____ MATERIAL
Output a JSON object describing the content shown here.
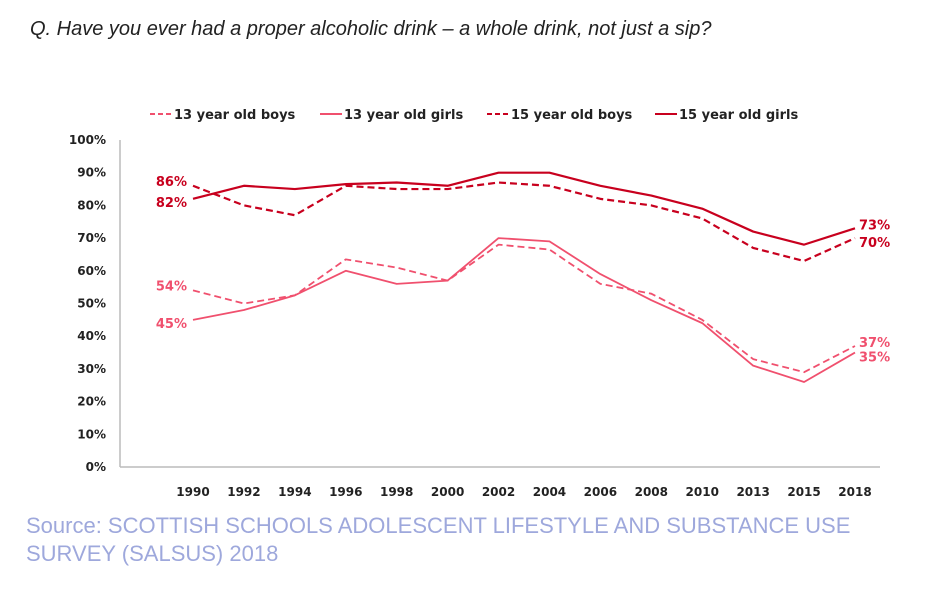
{
  "question": "Q. Have you ever had a proper alcoholic drink – a whole drink, not just a sip?",
  "source": "Source: SCOTTISH SCHOOLS ADOLESCENT LIFESTYLE AND SUBSTANCE USE SURVEY (SALSUS) 2018",
  "chart_data": {
    "type": "line",
    "title": "",
    "xlabel": "",
    "ylabel": "",
    "ylim": [
      0,
      100
    ],
    "yticks": [
      "0%",
      "10%",
      "20%",
      "30%",
      "40%",
      "50%",
      "60%",
      "70%",
      "80%",
      "90%",
      "100%"
    ],
    "categories": [
      "1990",
      "1992",
      "1994",
      "1996",
      "1998",
      "2000",
      "2002",
      "2004",
      "2006",
      "2008",
      "2010",
      "2013",
      "2015",
      "2018"
    ],
    "legend_position": "top",
    "grid": false,
    "series": [
      {
        "name": "13 year old boys",
        "style": "dashed",
        "color": "#f0506e",
        "values": [
          54,
          50,
          52.5,
          63.5,
          61,
          57,
          68,
          66.5,
          56,
          53,
          45,
          33,
          29,
          37
        ],
        "labels": {
          "start": "54%",
          "end": "37%"
        }
      },
      {
        "name": "13 year old girls",
        "style": "solid",
        "color": "#f0506e",
        "values": [
          45,
          48,
          52.5,
          60,
          56,
          57,
          70,
          69,
          59,
          51,
          44,
          31,
          26,
          35
        ],
        "labels": {
          "start": "45%",
          "end": "35%"
        }
      },
      {
        "name": "15 year old boys",
        "style": "dashed",
        "color": "#c8001e",
        "values": [
          86,
          80,
          77,
          86,
          85,
          85,
          87,
          86,
          82,
          80,
          76,
          67,
          63,
          70
        ],
        "labels": {
          "start": "86%",
          "end": "70%"
        }
      },
      {
        "name": "15 year old girls",
        "style": "solid",
        "color": "#c8001e",
        "values": [
          82,
          86,
          85,
          86.5,
          87,
          86,
          90,
          90,
          86,
          83,
          79,
          72,
          68,
          73
        ],
        "labels": {
          "start": "82%",
          "end": "73%"
        }
      }
    ]
  }
}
________
--- STATED GOAL ---
Without the pictures, reproduce every line of the records above exactly.

--- FINAL ANSWER ---
Output a JSON object describing the content shown here.
{
  "question": "Q. Have you ever had a proper alcoholic drink – a whole drink, not just a sip?",
  "source": "Source: SCOTTISH SCHOOLS ADOLESCENT LIFESTYLE AND SUBSTANCE USE SURVEY (SALSUS) 2018",
  "chart_data": {
    "type": "line",
    "title": "",
    "xlabel": "",
    "ylabel": "",
    "ylim": [
      0,
      100
    ],
    "yticks": [
      "0%",
      "10%",
      "20%",
      "30%",
      "40%",
      "50%",
      "60%",
      "70%",
      "80%",
      "90%",
      "100%"
    ],
    "categories": [
      "1990",
      "1992",
      "1994",
      "1996",
      "1998",
      "2000",
      "2002",
      "2004",
      "2006",
      "2008",
      "2010",
      "2013",
      "2015",
      "2018"
    ],
    "legend_position": "top",
    "grid": false,
    "series": [
      {
        "name": "13 year old boys",
        "style": "dashed",
        "color": "#f0506e",
        "values": [
          54,
          50,
          52.5,
          63.5,
          61,
          57,
          68,
          66.5,
          56,
          53,
          45,
          33,
          29,
          37
        ],
        "labels": {
          "start": "54%",
          "end": "37%"
        }
      },
      {
        "name": "13 year old girls",
        "style": "solid",
        "color": "#f0506e",
        "values": [
          45,
          48,
          52.5,
          60,
          56,
          57,
          70,
          69,
          59,
          51,
          44,
          31,
          26,
          35
        ],
        "labels": {
          "start": "45%",
          "end": "35%"
        }
      },
      {
        "name": "15 year old boys",
        "style": "dashed",
        "color": "#c8001e",
        "values": [
          86,
          80,
          77,
          86,
          85,
          85,
          87,
          86,
          82,
          80,
          76,
          67,
          63,
          70
        ],
        "labels": {
          "start": "86%",
          "end": "70%"
        }
      },
      {
        "name": "15 year old girls",
        "style": "solid",
        "color": "#c8001e",
        "values": [
          82,
          86,
          85,
          86.5,
          87,
          86,
          90,
          90,
          86,
          83,
          79,
          72,
          68,
          73
        ],
        "labels": {
          "start": "82%",
          "end": "73%"
        }
      }
    ]
  }
}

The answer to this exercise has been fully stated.